## Dataset content
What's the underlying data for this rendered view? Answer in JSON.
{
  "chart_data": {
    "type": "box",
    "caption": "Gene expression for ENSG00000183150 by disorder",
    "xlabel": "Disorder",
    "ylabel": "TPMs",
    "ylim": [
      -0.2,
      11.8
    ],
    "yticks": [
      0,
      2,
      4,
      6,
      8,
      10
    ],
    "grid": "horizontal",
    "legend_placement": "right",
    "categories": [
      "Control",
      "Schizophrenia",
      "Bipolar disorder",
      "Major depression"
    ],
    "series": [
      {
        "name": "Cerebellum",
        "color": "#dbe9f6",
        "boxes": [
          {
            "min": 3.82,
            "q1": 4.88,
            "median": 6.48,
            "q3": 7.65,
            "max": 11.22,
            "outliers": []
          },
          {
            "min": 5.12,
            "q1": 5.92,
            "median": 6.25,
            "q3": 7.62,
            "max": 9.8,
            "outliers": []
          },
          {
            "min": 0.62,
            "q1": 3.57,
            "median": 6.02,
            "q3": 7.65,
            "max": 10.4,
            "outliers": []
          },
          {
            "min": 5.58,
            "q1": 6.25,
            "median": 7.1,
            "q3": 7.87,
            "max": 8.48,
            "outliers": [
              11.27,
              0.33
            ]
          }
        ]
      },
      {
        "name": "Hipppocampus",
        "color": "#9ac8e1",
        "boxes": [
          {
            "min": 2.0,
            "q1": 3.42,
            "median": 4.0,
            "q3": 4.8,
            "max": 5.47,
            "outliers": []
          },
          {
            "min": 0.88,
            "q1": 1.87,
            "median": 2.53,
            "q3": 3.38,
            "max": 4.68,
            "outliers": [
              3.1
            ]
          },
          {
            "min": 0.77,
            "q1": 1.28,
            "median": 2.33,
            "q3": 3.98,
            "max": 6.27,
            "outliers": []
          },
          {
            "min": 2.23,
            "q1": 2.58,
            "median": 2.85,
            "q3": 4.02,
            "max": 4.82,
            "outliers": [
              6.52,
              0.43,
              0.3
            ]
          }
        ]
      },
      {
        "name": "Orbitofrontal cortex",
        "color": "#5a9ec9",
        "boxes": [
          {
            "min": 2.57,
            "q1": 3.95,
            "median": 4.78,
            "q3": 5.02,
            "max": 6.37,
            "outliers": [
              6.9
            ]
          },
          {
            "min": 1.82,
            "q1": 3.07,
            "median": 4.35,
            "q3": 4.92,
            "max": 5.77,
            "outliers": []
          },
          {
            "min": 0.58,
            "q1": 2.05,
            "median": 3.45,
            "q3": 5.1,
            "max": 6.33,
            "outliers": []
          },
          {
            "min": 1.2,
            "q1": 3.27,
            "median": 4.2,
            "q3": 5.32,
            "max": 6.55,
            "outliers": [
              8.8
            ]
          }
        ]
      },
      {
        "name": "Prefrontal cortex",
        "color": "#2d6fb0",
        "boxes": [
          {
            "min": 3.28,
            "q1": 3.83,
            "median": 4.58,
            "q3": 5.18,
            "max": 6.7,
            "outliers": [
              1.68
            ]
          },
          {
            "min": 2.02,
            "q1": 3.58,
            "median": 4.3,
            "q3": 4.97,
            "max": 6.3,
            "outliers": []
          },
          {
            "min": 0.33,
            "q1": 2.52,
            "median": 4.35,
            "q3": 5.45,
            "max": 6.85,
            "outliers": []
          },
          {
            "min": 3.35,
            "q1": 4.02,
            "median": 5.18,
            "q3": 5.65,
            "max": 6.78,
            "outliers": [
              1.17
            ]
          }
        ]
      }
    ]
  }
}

## What you need to do
State the number of lines holding the word "name" in the listing. Add nothing else.

## Task result
4